Figure content listings:
%%
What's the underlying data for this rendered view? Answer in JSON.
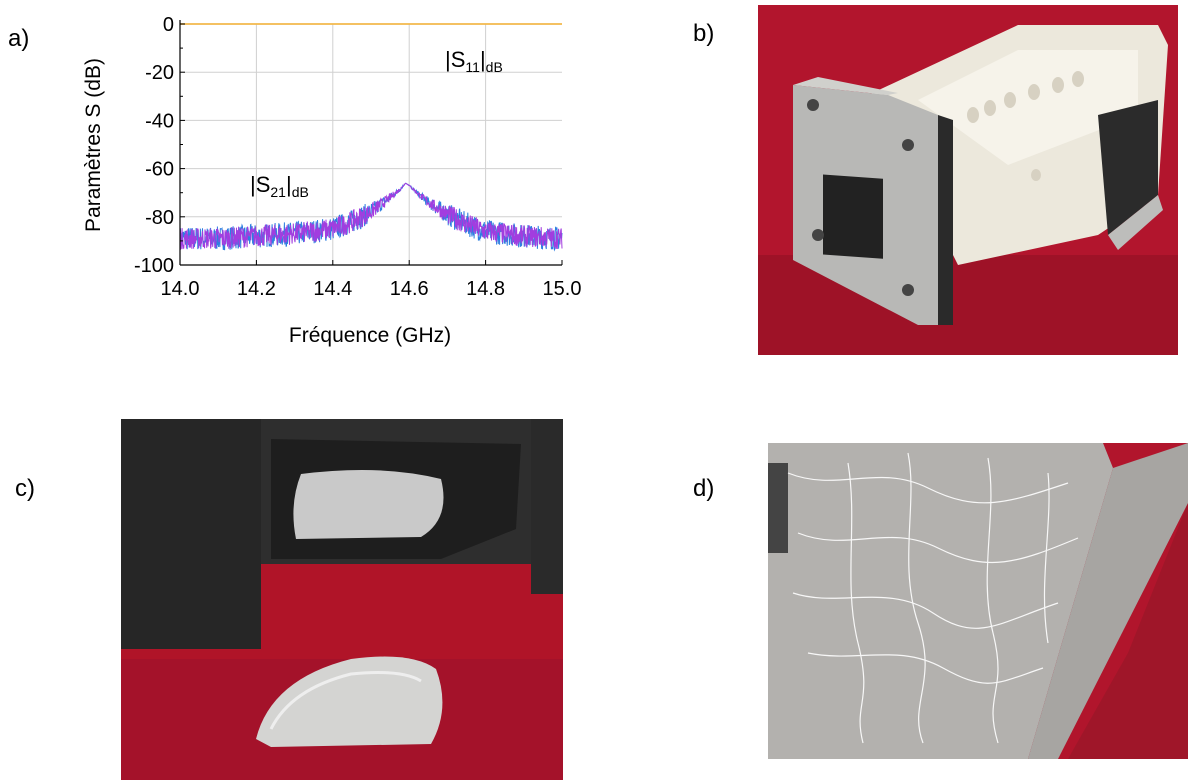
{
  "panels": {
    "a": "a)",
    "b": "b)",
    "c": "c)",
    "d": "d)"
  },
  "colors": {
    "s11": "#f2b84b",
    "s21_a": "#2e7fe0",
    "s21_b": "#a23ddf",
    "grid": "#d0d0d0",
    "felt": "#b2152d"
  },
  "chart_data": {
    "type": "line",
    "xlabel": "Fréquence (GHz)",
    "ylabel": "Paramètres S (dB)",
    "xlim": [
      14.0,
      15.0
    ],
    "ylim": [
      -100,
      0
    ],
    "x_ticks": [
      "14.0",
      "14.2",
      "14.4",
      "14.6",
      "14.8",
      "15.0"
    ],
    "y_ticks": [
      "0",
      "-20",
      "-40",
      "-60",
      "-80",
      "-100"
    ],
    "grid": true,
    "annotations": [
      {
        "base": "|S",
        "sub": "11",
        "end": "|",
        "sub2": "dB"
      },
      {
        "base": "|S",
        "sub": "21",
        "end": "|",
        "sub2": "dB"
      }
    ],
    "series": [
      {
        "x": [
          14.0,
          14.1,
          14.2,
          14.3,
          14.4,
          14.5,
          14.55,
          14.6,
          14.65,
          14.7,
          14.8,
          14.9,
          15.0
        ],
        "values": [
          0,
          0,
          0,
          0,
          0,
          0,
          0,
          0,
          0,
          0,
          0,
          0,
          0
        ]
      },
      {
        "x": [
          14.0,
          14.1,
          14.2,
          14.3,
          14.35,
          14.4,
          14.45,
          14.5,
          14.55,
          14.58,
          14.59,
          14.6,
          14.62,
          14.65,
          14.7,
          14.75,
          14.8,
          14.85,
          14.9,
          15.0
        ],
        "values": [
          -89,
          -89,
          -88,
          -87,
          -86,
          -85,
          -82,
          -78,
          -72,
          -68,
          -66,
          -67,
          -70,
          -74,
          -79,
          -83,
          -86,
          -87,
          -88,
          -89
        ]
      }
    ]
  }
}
%%
#### [EXERCISE TASK]
Without the pictures, write out the whole listing above exactly as it appears.

#### [SOLUTION TO THIS EXERCISE]
What's the underlying data for this rendered view? Answer in JSON.
{
  "panels": {
    "a": "a)",
    "b": "b)",
    "c": "c)",
    "d": "d)"
  },
  "colors": {
    "s11": "#f2b84b",
    "s21_a": "#2e7fe0",
    "s21_b": "#a23ddf",
    "grid": "#d0d0d0",
    "felt": "#b2152d"
  },
  "chart_data": {
    "type": "line",
    "xlabel": "Fréquence (GHz)",
    "ylabel": "Paramètres S (dB)",
    "xlim": [
      14.0,
      15.0
    ],
    "ylim": [
      -100,
      0
    ],
    "x_ticks": [
      "14.0",
      "14.2",
      "14.4",
      "14.6",
      "14.8",
      "15.0"
    ],
    "y_ticks": [
      "0",
      "-20",
      "-40",
      "-60",
      "-80",
      "-100"
    ],
    "grid": true,
    "annotations": [
      {
        "base": "|S",
        "sub": "11",
        "end": "|",
        "sub2": "dB"
      },
      {
        "base": "|S",
        "sub": "21",
        "end": "|",
        "sub2": "dB"
      }
    ],
    "series": [
      {
        "x": [
          14.0,
          14.1,
          14.2,
          14.3,
          14.4,
          14.5,
          14.55,
          14.6,
          14.65,
          14.7,
          14.8,
          14.9,
          15.0
        ],
        "values": [
          0,
          0,
          0,
          0,
          0,
          0,
          0,
          0,
          0,
          0,
          0,
          0,
          0
        ]
      },
      {
        "x": [
          14.0,
          14.1,
          14.2,
          14.3,
          14.35,
          14.4,
          14.45,
          14.5,
          14.55,
          14.58,
          14.59,
          14.6,
          14.62,
          14.65,
          14.7,
          14.75,
          14.8,
          14.85,
          14.9,
          15.0
        ],
        "values": [
          -89,
          -89,
          -88,
          -87,
          -86,
          -85,
          -82,
          -78,
          -72,
          -68,
          -66,
          -67,
          -70,
          -74,
          -79,
          -83,
          -86,
          -87,
          -88,
          -89
        ]
      }
    ]
  }
}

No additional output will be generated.